> [Stated task] Extract every line below that contains the word "this".
** Begin **
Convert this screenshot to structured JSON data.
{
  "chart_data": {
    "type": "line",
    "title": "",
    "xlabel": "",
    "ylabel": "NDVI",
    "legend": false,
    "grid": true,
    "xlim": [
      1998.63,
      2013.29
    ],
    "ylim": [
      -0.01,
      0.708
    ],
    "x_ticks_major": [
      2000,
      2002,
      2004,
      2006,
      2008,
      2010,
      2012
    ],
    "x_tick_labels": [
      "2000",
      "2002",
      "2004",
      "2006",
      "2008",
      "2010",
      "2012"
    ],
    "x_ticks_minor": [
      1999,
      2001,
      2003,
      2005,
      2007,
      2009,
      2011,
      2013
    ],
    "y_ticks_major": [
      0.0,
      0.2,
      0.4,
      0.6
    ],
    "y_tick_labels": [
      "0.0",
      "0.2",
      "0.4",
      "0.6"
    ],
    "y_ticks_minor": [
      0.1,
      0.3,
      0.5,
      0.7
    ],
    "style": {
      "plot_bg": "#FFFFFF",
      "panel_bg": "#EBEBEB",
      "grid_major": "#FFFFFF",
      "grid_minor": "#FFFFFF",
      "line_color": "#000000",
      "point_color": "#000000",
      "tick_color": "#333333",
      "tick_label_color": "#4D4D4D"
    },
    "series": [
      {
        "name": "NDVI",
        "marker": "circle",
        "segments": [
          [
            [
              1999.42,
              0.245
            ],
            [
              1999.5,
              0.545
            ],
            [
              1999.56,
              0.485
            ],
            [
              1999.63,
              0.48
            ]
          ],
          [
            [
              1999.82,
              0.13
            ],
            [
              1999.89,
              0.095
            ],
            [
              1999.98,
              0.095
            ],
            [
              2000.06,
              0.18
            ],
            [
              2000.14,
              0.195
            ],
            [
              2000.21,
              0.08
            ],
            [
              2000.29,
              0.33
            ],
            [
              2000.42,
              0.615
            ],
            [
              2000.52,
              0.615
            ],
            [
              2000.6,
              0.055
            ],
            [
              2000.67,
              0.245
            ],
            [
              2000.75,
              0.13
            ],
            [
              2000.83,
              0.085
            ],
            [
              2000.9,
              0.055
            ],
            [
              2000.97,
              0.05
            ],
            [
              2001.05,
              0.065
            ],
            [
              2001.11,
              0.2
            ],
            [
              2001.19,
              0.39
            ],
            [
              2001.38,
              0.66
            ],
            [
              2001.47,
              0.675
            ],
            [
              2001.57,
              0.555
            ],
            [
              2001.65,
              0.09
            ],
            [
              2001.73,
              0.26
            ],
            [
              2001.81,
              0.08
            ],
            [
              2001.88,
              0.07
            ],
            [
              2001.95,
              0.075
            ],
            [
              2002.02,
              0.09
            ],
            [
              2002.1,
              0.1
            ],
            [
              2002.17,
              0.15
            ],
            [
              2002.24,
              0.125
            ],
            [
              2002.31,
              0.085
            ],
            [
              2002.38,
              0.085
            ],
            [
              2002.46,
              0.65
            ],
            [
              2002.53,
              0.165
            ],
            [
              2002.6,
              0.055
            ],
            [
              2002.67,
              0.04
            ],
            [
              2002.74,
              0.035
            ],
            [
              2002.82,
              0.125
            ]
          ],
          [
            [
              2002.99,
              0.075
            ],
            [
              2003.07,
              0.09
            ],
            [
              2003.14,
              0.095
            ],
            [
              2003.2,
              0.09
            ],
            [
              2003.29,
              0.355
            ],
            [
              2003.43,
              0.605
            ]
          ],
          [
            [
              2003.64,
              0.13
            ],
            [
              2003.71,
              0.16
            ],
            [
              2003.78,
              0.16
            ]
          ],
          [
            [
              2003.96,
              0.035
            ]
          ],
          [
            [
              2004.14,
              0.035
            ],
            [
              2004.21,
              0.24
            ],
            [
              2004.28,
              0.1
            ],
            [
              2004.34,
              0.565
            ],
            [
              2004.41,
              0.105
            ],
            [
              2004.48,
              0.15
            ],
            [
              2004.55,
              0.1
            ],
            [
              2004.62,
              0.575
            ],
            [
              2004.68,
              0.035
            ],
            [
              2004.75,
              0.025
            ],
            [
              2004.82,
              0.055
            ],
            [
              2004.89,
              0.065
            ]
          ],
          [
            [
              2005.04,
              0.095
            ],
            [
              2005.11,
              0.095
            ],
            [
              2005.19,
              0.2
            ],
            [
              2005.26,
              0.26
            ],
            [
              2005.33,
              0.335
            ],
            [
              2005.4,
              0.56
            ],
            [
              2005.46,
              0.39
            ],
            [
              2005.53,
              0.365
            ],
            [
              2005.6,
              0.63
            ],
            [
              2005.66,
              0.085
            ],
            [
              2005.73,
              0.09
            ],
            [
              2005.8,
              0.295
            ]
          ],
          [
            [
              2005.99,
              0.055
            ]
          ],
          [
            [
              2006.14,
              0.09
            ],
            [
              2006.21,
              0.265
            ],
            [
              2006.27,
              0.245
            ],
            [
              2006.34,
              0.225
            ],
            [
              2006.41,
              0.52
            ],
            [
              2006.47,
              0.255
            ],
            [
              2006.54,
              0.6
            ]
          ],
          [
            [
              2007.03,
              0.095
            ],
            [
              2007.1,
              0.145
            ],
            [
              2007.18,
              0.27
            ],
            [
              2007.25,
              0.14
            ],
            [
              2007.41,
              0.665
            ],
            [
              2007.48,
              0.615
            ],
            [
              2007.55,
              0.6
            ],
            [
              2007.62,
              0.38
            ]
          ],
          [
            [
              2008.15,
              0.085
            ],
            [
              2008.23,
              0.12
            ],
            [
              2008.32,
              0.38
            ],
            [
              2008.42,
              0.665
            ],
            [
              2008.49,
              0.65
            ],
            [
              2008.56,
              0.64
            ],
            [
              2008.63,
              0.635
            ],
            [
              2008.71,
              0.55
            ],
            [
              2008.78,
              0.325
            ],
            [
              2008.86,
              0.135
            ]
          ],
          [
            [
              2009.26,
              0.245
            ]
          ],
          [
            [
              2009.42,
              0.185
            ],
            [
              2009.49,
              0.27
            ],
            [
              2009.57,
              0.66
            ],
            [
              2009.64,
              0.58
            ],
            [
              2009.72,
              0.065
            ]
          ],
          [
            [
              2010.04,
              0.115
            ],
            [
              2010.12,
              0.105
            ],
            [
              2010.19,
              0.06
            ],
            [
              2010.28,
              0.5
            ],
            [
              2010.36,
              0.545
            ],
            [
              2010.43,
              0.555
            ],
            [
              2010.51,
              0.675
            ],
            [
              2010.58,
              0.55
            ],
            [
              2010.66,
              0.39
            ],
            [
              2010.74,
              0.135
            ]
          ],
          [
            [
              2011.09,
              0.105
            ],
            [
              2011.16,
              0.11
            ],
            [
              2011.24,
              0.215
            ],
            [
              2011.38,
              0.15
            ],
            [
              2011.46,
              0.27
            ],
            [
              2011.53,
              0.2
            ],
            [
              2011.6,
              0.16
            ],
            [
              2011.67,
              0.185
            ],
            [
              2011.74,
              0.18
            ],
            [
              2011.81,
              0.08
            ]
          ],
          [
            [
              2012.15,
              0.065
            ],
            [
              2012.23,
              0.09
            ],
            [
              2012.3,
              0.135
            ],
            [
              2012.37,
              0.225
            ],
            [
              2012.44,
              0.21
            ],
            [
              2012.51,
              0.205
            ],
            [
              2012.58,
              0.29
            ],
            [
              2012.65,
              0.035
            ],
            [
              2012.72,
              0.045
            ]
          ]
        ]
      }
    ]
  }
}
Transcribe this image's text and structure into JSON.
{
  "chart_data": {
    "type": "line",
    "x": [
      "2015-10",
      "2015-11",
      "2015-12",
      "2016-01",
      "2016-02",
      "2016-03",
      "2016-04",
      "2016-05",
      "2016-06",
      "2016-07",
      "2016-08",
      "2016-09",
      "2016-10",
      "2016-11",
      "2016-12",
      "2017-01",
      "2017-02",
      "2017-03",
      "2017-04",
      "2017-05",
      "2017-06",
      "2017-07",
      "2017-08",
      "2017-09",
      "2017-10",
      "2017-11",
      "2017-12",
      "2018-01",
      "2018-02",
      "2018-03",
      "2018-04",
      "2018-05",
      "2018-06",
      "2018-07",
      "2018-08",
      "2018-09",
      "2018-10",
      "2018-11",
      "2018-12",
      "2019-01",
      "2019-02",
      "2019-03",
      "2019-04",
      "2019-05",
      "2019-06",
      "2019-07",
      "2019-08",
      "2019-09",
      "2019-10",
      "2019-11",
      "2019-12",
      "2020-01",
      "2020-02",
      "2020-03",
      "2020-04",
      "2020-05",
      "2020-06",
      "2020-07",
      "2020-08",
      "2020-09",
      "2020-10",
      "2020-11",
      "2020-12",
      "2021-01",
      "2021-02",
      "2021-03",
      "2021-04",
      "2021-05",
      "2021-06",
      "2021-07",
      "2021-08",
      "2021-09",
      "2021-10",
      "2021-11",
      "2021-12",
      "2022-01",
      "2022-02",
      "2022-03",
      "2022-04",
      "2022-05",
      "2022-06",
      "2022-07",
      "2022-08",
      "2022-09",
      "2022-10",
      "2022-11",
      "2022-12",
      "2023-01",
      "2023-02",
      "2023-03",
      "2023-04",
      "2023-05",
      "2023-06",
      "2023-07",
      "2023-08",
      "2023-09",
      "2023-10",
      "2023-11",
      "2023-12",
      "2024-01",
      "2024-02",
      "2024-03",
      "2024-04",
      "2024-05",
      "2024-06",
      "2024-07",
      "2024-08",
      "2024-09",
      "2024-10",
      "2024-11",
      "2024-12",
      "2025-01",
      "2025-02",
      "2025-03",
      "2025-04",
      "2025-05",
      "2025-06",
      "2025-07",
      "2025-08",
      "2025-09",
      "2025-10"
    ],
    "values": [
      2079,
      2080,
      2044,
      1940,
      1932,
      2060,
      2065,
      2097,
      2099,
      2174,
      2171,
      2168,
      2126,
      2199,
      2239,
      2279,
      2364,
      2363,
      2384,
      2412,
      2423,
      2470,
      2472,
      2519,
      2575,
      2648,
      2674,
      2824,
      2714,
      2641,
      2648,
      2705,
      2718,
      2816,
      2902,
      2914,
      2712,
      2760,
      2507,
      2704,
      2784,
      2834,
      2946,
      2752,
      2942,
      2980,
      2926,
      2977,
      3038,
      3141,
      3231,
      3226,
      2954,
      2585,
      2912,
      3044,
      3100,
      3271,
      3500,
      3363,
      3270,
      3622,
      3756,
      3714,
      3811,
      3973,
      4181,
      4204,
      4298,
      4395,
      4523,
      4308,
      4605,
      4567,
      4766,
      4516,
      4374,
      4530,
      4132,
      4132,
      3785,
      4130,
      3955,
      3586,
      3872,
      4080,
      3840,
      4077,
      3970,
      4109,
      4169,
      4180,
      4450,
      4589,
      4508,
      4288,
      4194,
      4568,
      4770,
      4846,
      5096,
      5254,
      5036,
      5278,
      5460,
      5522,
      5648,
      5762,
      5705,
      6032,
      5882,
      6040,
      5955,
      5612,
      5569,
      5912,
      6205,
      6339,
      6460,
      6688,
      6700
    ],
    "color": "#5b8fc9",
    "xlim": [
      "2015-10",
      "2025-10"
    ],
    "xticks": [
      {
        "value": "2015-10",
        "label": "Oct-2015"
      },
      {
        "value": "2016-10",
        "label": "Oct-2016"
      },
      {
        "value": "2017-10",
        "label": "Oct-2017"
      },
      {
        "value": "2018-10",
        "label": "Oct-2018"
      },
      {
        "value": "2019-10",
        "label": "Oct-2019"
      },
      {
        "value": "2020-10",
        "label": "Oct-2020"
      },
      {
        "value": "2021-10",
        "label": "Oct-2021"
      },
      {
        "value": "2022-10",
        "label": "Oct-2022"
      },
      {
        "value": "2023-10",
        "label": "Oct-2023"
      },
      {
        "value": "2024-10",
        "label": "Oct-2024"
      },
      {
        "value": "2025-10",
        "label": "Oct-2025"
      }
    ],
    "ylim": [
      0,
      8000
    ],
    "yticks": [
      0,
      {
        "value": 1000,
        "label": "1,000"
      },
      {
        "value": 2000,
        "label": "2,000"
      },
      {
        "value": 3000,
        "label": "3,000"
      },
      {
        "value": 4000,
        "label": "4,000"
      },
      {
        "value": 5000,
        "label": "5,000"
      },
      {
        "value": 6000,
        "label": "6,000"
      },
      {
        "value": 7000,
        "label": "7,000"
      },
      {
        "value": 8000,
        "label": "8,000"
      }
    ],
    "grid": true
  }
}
** End **
> [The solution]
Convert this screenshot to structured JSON data.
Transcribe this image's text and structure into JSON.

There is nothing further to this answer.